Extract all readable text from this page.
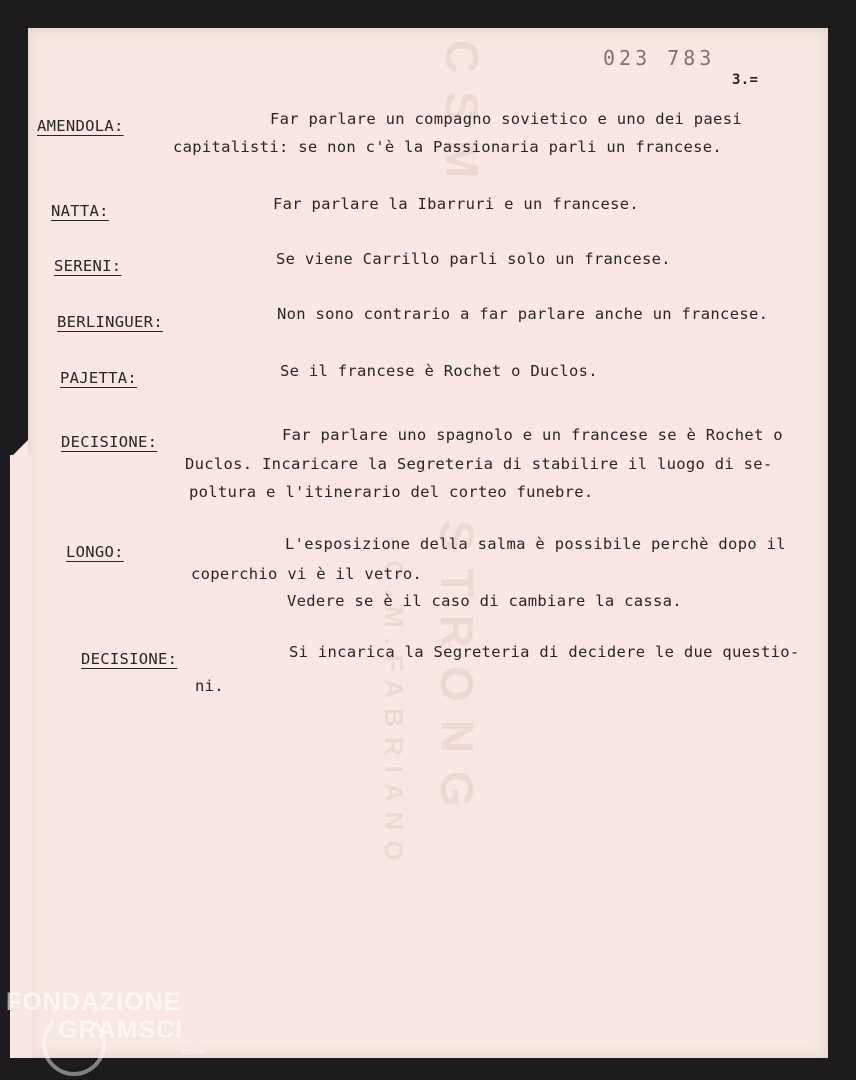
CSM
STRONG
C.M.FABRIANO
023 783
3.=
AMENDOLA:	Far parlare un compagno sovietico e uno dei paesi
capitalisti: se non c'è la Passionaria parli un francese.
NATTA:	Far parlare la Ibarruri e un francese.
SERENI:	Se viene Carrillo parli solo un francese.
BERLINGUER:	Non sono contrario a far parlare anche un francese.
PAJETTA:	Se il francese è Rochet o Duclos.
DECISIONE:	Far parlare uno spagnolo e un francese se è Rochet o
Duclos. Incaricare la Segreteria di stabilire il luogo di se-
poltura e l'itinerario del corteo funebre.
LONGO:	L'esposizione della salma è possibile perchè dopo il
coperchio vi è il vetro.
Vedere se è il caso di cambiare la cassa.
DECISIONE:	Si incarica la Segreteria di decidere le due questio-
ni.
FONDAZIONE
GRAMSCI
onlus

____

Among the lines of the data above, determine how many contain the word "Segreteria". Report the number alone.

## Full answer
2